**EXERCISE BRIEF**
Repeat each entry as written, dropping any picture you find.

**GIVEN RECORDS**
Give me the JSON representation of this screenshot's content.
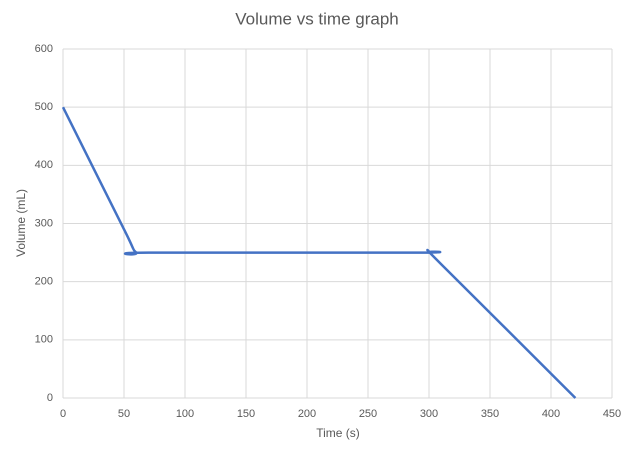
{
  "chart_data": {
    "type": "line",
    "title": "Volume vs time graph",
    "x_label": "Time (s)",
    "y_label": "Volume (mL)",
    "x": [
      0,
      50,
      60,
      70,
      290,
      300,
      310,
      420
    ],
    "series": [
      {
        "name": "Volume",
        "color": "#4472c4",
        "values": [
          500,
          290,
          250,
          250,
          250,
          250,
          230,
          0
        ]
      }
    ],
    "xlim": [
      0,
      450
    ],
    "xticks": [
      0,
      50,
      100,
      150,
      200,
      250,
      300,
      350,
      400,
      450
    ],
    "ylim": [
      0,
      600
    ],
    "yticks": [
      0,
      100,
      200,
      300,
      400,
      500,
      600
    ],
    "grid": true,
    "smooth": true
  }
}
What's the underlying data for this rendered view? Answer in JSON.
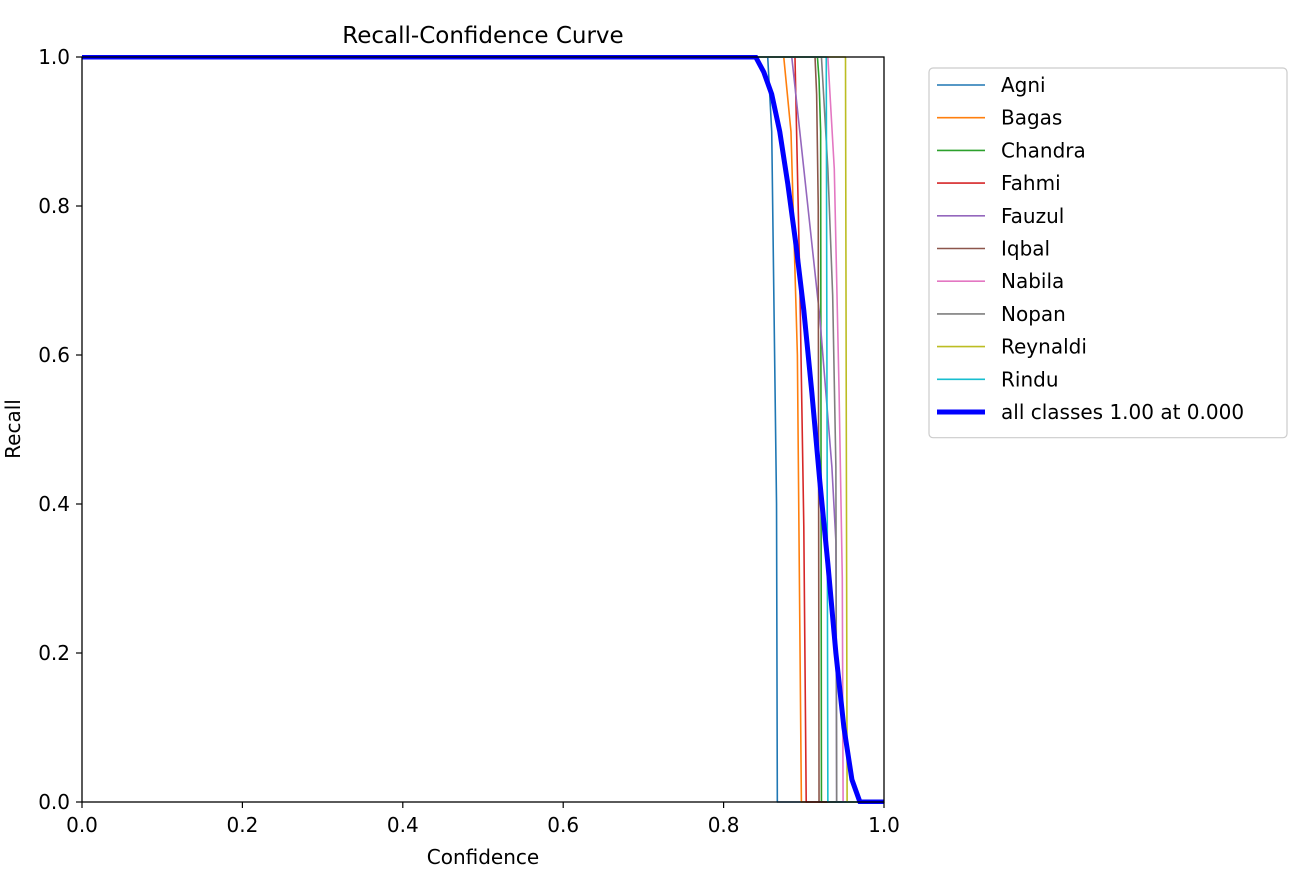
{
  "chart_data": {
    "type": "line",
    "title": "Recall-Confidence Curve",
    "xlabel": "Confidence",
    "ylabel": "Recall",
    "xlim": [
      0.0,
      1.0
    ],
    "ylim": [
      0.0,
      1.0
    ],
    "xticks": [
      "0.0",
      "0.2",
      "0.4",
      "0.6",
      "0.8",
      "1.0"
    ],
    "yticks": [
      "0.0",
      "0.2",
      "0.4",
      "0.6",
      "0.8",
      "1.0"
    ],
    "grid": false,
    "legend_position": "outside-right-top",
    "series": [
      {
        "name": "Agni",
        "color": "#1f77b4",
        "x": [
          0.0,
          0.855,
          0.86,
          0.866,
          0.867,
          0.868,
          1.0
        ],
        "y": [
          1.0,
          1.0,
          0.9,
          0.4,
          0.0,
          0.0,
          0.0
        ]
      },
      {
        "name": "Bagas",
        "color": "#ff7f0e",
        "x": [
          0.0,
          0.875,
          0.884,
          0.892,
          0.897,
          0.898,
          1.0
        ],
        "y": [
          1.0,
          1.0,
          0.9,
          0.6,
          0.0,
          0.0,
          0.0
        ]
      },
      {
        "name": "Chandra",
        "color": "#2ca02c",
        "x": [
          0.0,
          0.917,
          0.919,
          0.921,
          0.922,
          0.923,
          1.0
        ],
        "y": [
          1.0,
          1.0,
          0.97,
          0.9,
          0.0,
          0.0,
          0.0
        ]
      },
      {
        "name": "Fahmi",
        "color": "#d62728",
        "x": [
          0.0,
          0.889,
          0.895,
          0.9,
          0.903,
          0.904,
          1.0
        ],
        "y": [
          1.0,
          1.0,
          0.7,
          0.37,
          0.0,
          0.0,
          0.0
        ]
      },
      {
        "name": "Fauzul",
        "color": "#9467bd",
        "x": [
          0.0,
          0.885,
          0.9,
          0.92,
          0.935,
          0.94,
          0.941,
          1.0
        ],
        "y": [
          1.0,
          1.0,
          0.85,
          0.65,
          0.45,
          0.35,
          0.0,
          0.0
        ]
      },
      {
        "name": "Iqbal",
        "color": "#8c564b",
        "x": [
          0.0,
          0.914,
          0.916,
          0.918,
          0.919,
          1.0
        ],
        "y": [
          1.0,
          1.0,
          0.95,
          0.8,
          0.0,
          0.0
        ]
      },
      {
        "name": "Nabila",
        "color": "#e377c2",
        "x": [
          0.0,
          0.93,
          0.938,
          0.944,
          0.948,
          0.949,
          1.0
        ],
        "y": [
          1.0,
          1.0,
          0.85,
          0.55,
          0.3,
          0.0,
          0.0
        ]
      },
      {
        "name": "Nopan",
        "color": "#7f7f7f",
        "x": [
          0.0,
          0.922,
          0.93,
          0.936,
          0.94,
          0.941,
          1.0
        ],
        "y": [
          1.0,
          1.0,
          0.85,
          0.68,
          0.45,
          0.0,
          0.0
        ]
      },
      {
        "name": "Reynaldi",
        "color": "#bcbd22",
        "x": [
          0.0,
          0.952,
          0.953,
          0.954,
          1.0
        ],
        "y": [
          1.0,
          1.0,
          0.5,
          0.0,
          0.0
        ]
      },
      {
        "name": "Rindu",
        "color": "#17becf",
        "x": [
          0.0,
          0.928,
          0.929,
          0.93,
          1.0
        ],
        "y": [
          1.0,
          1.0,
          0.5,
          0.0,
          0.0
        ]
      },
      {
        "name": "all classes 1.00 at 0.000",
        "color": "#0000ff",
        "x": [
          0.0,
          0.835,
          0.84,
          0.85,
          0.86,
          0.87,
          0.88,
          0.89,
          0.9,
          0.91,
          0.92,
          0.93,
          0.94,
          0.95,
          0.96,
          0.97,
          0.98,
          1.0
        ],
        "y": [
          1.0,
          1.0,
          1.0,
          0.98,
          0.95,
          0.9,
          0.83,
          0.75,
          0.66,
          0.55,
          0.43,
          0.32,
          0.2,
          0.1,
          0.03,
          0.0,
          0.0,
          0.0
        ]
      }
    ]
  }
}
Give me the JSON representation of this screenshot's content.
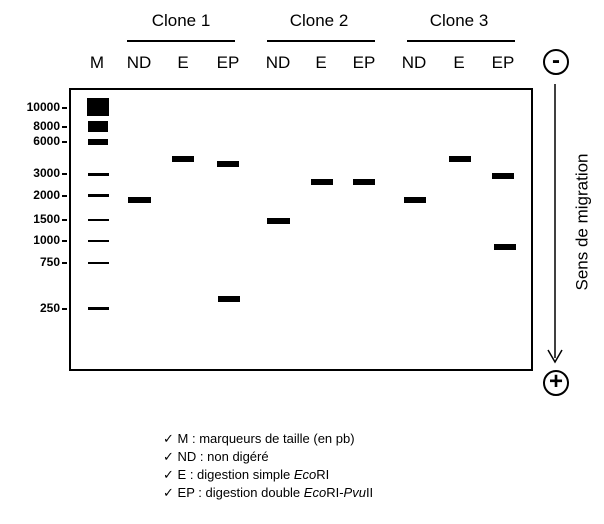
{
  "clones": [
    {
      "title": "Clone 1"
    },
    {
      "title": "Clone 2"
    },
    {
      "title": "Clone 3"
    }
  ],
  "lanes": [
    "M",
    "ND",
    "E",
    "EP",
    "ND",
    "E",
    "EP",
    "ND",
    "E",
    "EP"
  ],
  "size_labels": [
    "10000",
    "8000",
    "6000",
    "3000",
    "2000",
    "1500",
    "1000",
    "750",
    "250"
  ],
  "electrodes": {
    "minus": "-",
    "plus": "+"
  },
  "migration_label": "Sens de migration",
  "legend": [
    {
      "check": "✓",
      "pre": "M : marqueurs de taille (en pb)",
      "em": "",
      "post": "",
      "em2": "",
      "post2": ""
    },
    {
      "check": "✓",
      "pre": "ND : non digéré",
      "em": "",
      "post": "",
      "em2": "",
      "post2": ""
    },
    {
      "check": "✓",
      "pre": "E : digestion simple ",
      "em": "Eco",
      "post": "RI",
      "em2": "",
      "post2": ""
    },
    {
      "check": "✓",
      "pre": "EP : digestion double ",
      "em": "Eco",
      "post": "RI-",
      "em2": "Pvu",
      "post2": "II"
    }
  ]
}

**FULL ANSWER**
Give me the JSON representation of this screenshot's content.
{
  "chart_data": {
    "type": "line",
    "title": "Volume vs time graph",
    "x_label": "Time (s)",
    "y_label": "Volume (mL)",
    "x": [
      0,
      50,
      60,
      70,
      290,
      300,
      310,
      420
    ],
    "series": [
      {
        "name": "Volume",
        "color": "#4472c4",
        "values": [
          500,
          290,
          250,
          250,
          250,
          250,
          230,
          0
        ]
      }
    ],
    "xlim": [
      0,
      450
    ],
    "xticks": [
      0,
      50,
      100,
      150,
      200,
      250,
      300,
      350,
      400,
      450
    ],
    "ylim": [
      0,
      600
    ],
    "yticks": [
      0,
      100,
      200,
      300,
      400,
      500,
      600
    ],
    "grid": true,
    "smooth": true
  }
}
What's the underlying data for this rendered view? Answer in JSON.
{
  "chart_data": {
    "type": "line",
    "title": "Recall-Confidence Curve",
    "xlabel": "Confidence",
    "ylabel": "Recall",
    "xlim": [
      0.0,
      1.0
    ],
    "ylim": [
      0.0,
      1.0
    ],
    "xticks": [
      "0.0",
      "0.2",
      "0.4",
      "0.6",
      "0.8",
      "1.0"
    ],
    "yticks": [
      "0.0",
      "0.2",
      "0.4",
      "0.6",
      "0.8",
      "1.0"
    ],
    "grid": false,
    "legend_position": "outside-right-top",
    "series": [
      {
        "name": "Agni",
        "color": "#1f77b4",
        "x": [
          0.0,
          0.855,
          0.86,
          0.866,
          0.867,
          0.868,
          1.0
        ],
        "y": [
          1.0,
          1.0,
          0.9,
          0.4,
          0.0,
          0.0,
          0.0
        ]
      },
      {
        "name": "Bagas",
        "color": "#ff7f0e",
        "x": [
          0.0,
          0.875,
          0.884,
          0.892,
          0.897,
          0.898,
          1.0
        ],
        "y": [
          1.0,
          1.0,
          0.9,
          0.6,
          0.0,
          0.0,
          0.0
        ]
      },
      {
        "name": "Chandra",
        "color": "#2ca02c",
        "x": [
          0.0,
          0.917,
          0.919,
          0.921,
          0.922,
          0.923,
          1.0
        ],
        "y": [
          1.0,
          1.0,
          0.97,
          0.9,
          0.0,
          0.0,
          0.0
        ]
      },
      {
        "name": "Fahmi",
        "color": "#d62728",
        "x": [
          0.0,
          0.889,
          0.895,
          0.9,
          0.903,
          0.904,
          1.0
        ],
        "y": [
          1.0,
          1.0,
          0.7,
          0.37,
          0.0,
          0.0,
          0.0
        ]
      },
      {
        "name": "Fauzul",
        "color": "#9467bd",
        "x": [
          0.0,
          0.885,
          0.9,
          0.92,
          0.935,
          0.94,
          0.941,
          1.0
        ],
        "y": [
          1.0,
          1.0,
          0.85,
          0.65,
          0.45,
          0.35,
          0.0,
          0.0
        ]
      },
      {
        "name": "Iqbal",
        "color": "#8c564b",
        "x": [
          0.0,
          0.914,
          0.916,
          0.918,
          0.919,
          1.0
        ],
        "y": [
          1.0,
          1.0,
          0.95,
          0.8,
          0.0,
          0.0
        ]
      },
      {
        "name": "Nabila",
        "color": "#e377c2",
        "x": [
          0.0,
          0.93,
          0.938,
          0.944,
          0.948,
          0.949,
          1.0
        ],
        "y": [
          1.0,
          1.0,
          0.85,
          0.55,
          0.3,
          0.0,
          0.0
        ]
      },
      {
        "name": "Nopan",
        "color": "#7f7f7f",
        "x": [
          0.0,
          0.922,
          0.93,
          0.936,
          0.94,
          0.941,
          1.0
        ],
        "y": [
          1.0,
          1.0,
          0.85,
          0.68,
          0.45,
          0.0,
          0.0
        ]
      },
      {
        "name": "Reynaldi",
        "color": "#bcbd22",
        "x": [
          0.0,
          0.952,
          0.953,
          0.954,
          1.0
        ],
        "y": [
          1.0,
          1.0,
          0.5,
          0.0,
          0.0
        ]
      },
      {
        "name": "Rindu",
        "color": "#17becf",
        "x": [
          0.0,
          0.928,
          0.929,
          0.93,
          1.0
        ],
        "y": [
          1.0,
          1.0,
          0.5,
          0.0,
          0.0
        ]
      },
      {
        "name": "all classes 1.00 at 0.000",
        "color": "#0000ff",
        "x": [
          0.0,
          0.835,
          0.84,
          0.85,
          0.86,
          0.87,
          0.88,
          0.89,
          0.9,
          0.91,
          0.92,
          0.93,
          0.94,
          0.95,
          0.96,
          0.97,
          0.98,
          1.0
        ],
        "y": [
          1.0,
          1.0,
          1.0,
          0.98,
          0.95,
          0.9,
          0.83,
          0.75,
          0.66,
          0.55,
          0.43,
          0.32,
          0.2,
          0.1,
          0.03,
          0.0,
          0.0,
          0.0
        ]
      }
    ]
  }
}
Give me the JSON representation of this screenshot's content.
{
  "clones": [
    {
      "title": "Clone 1"
    },
    {
      "title": "Clone 2"
    },
    {
      "title": "Clone 3"
    }
  ],
  "lanes": [
    "M",
    "ND",
    "E",
    "EP",
    "ND",
    "E",
    "EP",
    "ND",
    "E",
    "EP"
  ],
  "size_labels": [
    "10000",
    "8000",
    "6000",
    "3000",
    "2000",
    "1500",
    "1000",
    "750",
    "250"
  ],
  "electrodes": {
    "minus": "-",
    "plus": "+"
  },
  "migration_label": "Sens de migration",
  "legend": [
    {
      "check": "✓",
      "pre": "M : marqueurs de taille (en pb)",
      "em": "",
      "post": "",
      "em2": "",
      "post2": ""
    },
    {
      "check": "✓",
      "pre": "ND : non digéré",
      "em": "",
      "post": "",
      "em2": "",
      "post2": ""
    },
    {
      "check": "✓",
      "pre": "E : digestion simple ",
      "em": "Eco",
      "post": "RI",
      "em2": "",
      "post2": ""
    },
    {
      "check": "✓",
      "pre": "EP : digestion double ",
      "em": "Eco",
      "post": "RI-",
      "em2": "Pvu",
      "post2": "II"
    }
  ]
}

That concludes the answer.